(Extracted data entries)
==============================
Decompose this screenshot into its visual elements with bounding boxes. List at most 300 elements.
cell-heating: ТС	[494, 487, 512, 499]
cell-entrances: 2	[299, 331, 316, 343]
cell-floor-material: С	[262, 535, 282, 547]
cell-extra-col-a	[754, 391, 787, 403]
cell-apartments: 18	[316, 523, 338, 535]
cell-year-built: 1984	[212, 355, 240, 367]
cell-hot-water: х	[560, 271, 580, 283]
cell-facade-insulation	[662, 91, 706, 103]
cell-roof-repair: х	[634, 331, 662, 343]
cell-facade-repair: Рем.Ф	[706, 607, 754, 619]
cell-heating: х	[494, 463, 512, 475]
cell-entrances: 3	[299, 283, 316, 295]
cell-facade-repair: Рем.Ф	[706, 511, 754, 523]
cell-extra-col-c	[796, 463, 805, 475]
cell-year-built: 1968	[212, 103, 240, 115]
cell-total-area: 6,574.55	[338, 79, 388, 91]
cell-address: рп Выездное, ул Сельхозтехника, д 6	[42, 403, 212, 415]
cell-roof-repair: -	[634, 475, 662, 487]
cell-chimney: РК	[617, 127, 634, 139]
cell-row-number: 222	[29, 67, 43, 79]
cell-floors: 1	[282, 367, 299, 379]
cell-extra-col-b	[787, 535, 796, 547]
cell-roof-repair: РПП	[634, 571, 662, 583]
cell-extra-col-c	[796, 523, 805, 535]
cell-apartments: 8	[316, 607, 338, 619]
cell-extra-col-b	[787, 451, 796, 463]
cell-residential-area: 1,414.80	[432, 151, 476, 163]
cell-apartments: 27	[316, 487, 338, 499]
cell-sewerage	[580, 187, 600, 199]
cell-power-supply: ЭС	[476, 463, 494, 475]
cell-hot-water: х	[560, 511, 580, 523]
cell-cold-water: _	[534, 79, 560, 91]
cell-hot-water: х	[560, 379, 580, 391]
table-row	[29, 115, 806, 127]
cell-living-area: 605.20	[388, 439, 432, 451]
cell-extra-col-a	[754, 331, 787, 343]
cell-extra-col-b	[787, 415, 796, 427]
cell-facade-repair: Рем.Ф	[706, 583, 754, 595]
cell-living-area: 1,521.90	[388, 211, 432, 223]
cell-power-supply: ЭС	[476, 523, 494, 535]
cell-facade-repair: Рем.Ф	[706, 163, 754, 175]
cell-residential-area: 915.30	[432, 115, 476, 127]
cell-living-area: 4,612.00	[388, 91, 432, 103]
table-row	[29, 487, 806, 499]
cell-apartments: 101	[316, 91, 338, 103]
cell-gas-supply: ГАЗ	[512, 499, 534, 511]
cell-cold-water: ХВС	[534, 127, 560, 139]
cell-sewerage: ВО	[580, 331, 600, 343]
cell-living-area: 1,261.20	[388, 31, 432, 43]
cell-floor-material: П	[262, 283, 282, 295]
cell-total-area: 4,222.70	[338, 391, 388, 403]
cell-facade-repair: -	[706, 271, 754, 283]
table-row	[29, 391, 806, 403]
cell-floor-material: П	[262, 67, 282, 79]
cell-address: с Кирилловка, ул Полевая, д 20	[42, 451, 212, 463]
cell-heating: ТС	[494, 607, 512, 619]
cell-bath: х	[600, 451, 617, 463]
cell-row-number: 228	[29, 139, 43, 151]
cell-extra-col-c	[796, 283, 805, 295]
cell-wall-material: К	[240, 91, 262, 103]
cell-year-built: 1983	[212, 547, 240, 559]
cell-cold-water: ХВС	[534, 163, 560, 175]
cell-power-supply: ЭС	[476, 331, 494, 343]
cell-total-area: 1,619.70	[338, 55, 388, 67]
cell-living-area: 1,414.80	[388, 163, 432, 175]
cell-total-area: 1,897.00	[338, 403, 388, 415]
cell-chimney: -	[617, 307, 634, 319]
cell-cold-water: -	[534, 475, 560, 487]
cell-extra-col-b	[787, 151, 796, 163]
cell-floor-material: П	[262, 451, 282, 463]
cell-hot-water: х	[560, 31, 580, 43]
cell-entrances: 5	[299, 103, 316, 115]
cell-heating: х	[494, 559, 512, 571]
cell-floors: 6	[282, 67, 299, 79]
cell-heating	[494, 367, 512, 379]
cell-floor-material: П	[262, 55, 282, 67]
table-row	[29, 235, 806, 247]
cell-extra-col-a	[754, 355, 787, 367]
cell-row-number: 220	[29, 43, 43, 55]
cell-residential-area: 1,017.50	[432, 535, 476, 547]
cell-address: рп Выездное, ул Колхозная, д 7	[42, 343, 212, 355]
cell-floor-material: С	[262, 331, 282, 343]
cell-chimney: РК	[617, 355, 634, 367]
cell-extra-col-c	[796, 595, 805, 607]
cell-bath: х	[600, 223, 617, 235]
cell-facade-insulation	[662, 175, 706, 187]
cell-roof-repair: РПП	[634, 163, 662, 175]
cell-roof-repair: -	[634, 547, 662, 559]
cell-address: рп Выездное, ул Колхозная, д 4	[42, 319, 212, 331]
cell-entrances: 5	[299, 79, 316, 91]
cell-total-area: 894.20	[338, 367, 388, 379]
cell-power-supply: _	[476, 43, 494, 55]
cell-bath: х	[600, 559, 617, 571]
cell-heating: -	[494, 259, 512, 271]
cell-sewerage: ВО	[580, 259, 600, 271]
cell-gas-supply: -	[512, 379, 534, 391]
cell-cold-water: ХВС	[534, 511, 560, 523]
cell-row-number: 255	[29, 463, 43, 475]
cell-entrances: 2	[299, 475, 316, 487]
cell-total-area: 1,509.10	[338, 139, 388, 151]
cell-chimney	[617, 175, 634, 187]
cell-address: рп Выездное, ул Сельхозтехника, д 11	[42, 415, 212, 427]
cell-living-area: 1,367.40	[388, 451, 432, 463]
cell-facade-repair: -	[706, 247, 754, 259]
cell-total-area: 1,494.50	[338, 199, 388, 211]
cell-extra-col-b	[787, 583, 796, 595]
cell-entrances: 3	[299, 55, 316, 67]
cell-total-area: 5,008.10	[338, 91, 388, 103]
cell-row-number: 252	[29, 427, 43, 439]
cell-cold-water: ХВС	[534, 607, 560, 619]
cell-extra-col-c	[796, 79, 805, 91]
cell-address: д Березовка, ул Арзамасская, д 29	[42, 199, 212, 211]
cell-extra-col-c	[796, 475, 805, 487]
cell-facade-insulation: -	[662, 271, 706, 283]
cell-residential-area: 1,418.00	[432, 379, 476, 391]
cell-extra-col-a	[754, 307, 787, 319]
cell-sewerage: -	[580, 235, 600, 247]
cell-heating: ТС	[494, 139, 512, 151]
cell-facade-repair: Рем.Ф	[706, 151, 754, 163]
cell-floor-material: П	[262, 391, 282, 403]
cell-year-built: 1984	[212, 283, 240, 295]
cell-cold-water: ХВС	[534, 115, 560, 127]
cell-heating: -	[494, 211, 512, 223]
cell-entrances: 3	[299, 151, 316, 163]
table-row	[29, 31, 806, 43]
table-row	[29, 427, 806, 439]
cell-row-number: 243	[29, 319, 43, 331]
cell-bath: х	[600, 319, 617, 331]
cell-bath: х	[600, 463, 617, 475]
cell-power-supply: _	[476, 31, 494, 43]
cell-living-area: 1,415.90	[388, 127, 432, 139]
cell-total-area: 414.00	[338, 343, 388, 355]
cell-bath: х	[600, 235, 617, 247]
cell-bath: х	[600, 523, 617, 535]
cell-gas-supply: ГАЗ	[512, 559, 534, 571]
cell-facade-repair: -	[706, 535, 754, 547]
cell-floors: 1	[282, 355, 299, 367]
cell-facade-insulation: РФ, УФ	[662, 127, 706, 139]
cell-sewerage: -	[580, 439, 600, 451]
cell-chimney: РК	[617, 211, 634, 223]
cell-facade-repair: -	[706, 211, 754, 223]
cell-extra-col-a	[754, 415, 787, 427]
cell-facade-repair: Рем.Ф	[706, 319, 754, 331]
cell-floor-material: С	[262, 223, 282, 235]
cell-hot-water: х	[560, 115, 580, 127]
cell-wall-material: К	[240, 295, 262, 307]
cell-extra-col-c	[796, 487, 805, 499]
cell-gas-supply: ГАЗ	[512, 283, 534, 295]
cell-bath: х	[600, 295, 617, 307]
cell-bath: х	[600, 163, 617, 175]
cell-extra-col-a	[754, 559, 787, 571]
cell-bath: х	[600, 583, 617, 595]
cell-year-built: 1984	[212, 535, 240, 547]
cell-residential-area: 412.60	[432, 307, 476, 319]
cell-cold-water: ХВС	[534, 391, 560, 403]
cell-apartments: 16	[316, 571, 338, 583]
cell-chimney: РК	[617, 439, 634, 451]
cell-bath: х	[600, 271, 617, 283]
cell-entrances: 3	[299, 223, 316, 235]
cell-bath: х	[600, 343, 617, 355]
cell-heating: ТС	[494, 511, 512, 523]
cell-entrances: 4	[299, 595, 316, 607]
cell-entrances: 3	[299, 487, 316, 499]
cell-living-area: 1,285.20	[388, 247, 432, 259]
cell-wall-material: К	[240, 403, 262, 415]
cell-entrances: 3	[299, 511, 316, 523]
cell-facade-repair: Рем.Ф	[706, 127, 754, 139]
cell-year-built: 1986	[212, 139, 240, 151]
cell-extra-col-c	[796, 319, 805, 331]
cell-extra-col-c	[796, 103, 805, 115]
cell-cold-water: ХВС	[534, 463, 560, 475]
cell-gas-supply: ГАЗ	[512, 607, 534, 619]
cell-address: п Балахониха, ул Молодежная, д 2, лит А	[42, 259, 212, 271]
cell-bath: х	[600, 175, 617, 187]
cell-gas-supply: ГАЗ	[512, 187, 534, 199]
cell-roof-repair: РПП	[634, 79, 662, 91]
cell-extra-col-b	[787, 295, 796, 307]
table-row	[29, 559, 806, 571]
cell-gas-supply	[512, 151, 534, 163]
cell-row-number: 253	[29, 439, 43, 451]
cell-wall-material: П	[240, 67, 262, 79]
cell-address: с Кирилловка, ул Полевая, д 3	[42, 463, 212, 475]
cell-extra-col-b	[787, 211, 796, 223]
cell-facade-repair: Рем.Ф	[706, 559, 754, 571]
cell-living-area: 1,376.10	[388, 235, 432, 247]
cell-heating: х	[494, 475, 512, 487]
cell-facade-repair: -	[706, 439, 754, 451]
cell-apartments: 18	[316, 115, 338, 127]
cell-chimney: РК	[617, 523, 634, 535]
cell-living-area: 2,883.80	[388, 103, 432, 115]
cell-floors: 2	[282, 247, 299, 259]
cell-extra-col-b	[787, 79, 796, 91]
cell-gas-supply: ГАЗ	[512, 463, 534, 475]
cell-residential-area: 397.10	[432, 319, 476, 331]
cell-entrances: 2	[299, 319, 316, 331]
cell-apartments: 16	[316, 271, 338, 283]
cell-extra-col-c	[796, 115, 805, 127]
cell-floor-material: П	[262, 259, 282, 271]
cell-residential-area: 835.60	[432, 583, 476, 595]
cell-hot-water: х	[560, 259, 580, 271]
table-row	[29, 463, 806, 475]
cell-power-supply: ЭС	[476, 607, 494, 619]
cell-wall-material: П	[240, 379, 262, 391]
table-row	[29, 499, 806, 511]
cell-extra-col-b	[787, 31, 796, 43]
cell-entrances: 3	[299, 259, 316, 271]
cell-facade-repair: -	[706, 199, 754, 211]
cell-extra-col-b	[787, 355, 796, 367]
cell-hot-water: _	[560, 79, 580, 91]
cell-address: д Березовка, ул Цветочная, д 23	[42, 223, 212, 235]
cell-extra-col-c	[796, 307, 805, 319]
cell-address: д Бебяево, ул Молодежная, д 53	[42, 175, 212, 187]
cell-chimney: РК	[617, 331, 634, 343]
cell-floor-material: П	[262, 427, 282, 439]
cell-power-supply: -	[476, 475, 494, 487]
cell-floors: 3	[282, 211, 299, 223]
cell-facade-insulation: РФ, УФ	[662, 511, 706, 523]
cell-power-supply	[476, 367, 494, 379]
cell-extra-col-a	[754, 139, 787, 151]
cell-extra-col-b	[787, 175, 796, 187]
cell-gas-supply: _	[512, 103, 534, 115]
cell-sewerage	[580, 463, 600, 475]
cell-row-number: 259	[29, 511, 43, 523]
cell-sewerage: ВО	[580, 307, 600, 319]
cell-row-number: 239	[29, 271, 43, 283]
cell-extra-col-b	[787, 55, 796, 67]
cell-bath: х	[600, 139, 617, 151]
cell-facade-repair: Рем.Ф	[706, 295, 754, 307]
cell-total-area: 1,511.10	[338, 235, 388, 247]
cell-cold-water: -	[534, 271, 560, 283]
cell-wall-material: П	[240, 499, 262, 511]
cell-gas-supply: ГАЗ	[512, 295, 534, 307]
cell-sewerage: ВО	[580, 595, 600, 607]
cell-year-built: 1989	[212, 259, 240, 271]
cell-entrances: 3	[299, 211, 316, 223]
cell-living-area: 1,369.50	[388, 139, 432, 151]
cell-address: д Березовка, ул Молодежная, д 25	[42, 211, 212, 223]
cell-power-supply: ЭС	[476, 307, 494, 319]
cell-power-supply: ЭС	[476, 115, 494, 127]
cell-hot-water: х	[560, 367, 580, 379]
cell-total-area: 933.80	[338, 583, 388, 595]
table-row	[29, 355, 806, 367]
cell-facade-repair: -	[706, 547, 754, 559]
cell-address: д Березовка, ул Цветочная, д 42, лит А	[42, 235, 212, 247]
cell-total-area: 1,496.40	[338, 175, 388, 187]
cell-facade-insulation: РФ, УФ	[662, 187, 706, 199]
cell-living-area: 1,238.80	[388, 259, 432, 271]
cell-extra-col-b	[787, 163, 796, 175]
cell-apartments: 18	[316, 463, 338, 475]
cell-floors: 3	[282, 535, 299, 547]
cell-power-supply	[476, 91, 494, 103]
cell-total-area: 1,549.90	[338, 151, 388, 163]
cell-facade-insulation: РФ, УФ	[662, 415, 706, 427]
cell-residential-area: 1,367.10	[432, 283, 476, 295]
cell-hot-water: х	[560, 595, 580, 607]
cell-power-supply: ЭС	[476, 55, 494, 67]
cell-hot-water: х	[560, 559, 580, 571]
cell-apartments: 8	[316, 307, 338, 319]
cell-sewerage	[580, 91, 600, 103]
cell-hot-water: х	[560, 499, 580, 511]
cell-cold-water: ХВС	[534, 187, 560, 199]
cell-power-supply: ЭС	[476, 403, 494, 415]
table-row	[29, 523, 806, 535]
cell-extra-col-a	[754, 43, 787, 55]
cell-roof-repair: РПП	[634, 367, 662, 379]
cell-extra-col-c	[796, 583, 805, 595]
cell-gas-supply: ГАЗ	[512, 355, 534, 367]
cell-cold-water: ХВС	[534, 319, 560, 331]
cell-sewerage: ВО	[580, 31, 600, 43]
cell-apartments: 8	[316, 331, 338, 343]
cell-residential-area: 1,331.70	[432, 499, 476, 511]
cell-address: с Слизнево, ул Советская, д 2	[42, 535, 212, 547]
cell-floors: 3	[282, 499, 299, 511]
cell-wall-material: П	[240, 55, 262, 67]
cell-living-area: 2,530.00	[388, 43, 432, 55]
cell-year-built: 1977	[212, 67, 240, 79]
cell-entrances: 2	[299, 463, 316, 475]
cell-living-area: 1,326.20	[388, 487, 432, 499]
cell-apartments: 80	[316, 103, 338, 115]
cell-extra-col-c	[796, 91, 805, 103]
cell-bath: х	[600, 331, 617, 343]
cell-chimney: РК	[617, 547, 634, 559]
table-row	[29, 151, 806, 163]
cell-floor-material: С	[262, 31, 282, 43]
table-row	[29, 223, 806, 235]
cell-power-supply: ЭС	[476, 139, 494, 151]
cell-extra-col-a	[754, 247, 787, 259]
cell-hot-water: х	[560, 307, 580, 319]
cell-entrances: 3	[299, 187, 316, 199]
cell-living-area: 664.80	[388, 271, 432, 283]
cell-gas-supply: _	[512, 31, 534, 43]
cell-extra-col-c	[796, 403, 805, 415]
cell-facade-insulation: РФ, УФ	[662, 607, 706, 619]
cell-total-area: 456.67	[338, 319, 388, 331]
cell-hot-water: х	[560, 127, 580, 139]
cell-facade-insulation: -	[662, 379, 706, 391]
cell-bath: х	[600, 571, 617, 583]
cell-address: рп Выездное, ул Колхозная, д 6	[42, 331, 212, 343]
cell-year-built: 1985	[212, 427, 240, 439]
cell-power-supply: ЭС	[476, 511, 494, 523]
==============================
§ Task brief:
Starting at the first line of the items and ending at the line that contains "463, 512, 475]", convert those lines into a Markdown table with the columns No. and Line. Number the rows in order and leave out any blank lines.

§ Output for this exercise:
| No. | Line |
|---|---|
| 1 | Decompose this screenshot into its visual elements with bounding boxes. List at most 300 elements. |
| 2 | cell-heating: ТС	[494, 487, 512, 499] |
| 3 | cell-entrances: 2	[299, 331, 316, 343] |
| 4 | cell-floor-material: С	[262, 535, 282, 547] |
| 5 | cell-extra-col-a	[754, 391, 787, 403] |
| 6 | cell-apartments: 18	[316, 523, 338, 535] |
| 7 | cell-year-built: 1984	[212, 355, 240, 367] |
| 8 | cell-hot-water: х	[560, 271, 580, 283] |
| 9 | cell-facade-insulation	[662, 91, 706, 103] |
| 10 | cell-roof-repair: х	[634, 331, 662, 343] |
| 11 | cell-facade-repair: Рем.Ф	[706, 607, 754, 619] |
| 12 | cell-heating: х	[494, 463, 512, 475] |